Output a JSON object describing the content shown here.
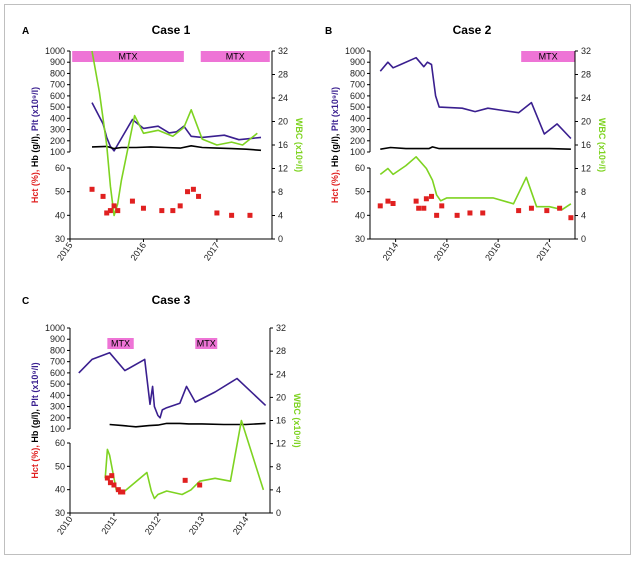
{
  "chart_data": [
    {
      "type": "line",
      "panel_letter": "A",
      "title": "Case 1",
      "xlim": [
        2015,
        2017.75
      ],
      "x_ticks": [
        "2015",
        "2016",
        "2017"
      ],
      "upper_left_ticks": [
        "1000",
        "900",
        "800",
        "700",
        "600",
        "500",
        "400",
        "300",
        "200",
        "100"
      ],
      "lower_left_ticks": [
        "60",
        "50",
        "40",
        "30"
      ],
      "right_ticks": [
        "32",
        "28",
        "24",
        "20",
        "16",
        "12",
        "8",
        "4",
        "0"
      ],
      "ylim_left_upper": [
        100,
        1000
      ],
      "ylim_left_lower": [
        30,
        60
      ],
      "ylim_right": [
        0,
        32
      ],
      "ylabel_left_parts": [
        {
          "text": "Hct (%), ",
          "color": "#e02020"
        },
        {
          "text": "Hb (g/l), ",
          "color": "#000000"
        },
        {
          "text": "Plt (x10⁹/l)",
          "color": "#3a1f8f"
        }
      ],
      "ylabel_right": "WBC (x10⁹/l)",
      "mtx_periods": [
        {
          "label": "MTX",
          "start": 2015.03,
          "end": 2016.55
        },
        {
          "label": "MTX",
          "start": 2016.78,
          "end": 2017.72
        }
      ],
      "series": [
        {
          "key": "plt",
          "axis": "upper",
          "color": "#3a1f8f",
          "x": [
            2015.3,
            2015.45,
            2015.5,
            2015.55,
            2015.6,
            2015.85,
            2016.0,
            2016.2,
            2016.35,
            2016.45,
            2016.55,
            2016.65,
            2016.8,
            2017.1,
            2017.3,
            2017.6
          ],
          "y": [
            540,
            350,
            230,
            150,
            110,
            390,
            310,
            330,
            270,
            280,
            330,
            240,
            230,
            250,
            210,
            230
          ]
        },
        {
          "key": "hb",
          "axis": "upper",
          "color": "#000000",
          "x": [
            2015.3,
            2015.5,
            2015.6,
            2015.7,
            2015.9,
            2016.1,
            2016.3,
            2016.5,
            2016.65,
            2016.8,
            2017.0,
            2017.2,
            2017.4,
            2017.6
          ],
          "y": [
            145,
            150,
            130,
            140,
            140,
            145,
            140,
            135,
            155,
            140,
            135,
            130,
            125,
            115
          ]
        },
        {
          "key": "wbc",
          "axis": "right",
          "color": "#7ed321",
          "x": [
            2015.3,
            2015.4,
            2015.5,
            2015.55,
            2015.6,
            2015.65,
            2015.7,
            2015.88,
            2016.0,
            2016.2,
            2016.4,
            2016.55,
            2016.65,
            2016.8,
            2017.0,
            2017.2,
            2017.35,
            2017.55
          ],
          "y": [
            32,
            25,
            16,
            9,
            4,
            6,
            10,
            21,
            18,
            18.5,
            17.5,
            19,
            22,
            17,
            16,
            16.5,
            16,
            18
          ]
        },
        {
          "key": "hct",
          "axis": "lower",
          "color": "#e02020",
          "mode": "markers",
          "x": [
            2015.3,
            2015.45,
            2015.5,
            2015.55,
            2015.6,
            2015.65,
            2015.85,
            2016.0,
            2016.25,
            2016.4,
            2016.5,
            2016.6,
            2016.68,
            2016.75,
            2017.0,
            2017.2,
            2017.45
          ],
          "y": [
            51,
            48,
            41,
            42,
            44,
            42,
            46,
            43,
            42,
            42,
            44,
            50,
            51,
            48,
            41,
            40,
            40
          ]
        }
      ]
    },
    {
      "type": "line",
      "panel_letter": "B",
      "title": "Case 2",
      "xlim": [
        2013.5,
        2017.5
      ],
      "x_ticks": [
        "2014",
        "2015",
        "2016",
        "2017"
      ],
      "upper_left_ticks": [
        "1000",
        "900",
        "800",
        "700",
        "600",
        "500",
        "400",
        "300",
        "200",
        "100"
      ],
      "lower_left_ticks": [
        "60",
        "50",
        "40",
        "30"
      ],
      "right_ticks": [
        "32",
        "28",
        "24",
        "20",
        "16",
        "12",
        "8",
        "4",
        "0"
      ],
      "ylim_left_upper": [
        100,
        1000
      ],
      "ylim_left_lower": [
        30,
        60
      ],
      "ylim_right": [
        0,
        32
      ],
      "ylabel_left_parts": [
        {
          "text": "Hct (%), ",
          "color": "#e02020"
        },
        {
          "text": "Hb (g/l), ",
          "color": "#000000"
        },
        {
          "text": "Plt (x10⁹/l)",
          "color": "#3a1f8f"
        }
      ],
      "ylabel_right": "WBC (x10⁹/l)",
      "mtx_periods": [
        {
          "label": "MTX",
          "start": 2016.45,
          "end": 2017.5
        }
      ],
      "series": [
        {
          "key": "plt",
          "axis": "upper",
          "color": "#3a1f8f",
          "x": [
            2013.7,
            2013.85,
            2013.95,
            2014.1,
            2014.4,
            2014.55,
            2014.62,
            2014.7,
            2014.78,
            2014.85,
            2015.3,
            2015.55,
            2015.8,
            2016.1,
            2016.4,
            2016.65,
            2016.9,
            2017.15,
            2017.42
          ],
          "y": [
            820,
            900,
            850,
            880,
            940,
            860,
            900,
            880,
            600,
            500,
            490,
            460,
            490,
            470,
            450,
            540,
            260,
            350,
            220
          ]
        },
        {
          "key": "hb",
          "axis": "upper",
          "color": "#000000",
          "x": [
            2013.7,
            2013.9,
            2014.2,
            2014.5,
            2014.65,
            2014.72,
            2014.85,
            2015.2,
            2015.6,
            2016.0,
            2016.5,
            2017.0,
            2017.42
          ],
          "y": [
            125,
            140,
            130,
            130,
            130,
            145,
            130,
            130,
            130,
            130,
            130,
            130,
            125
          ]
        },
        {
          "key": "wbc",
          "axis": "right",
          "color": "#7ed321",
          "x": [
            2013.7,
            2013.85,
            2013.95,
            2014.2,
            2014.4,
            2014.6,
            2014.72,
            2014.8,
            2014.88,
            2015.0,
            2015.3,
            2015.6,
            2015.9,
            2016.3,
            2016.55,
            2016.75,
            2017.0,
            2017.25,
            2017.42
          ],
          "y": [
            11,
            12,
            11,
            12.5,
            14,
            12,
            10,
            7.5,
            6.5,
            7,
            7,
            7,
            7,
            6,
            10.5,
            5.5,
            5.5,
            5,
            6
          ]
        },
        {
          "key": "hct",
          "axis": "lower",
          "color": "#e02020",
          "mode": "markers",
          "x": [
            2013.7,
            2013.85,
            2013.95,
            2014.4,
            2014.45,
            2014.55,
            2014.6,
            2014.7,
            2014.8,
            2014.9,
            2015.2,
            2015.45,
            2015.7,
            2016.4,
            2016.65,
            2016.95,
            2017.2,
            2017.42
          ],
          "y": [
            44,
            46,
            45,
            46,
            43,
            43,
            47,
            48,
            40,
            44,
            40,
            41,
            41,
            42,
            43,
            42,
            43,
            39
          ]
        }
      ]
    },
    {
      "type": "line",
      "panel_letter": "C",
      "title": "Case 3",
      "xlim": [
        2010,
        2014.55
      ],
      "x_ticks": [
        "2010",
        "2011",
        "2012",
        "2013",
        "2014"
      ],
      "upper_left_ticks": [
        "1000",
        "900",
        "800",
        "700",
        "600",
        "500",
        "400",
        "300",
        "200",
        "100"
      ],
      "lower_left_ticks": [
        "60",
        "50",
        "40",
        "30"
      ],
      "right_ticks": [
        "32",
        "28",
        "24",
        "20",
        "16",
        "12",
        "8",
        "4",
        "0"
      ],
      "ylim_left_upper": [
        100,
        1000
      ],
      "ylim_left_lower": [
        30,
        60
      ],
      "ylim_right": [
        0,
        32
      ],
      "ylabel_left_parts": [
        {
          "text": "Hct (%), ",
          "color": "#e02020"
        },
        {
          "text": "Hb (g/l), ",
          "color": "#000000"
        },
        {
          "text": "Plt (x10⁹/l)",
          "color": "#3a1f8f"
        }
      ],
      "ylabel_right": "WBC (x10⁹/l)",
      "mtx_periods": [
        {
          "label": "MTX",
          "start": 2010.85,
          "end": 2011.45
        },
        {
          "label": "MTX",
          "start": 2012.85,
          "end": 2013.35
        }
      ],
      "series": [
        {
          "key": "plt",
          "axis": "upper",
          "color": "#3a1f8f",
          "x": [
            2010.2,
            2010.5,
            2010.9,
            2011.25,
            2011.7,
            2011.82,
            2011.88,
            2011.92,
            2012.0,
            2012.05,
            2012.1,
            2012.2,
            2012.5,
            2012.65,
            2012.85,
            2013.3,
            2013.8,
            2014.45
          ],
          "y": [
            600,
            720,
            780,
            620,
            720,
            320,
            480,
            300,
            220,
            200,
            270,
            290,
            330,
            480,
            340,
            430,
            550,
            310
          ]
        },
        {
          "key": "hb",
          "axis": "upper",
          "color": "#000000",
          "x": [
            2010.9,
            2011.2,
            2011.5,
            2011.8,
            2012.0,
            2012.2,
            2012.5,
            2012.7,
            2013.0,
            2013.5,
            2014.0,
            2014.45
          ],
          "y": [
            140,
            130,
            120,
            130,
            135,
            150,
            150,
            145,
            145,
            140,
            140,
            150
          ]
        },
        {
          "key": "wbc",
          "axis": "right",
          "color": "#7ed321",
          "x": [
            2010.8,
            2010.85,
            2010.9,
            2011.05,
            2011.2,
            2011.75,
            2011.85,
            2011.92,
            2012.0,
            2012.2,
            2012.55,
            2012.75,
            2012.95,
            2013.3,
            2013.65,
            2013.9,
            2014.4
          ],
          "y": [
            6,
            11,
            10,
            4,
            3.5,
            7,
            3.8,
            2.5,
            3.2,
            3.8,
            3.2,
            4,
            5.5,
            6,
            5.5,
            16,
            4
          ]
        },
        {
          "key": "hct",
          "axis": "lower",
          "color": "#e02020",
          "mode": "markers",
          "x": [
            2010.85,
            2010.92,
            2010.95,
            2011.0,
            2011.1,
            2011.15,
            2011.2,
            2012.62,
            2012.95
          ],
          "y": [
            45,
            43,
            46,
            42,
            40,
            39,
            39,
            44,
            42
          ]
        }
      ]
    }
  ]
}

* AIM *
List the lines of the entries that include "Case".

* FINAL RESULT *
      "title": "Case 1",
      "title": "Case 2",
      "title": "Case 3",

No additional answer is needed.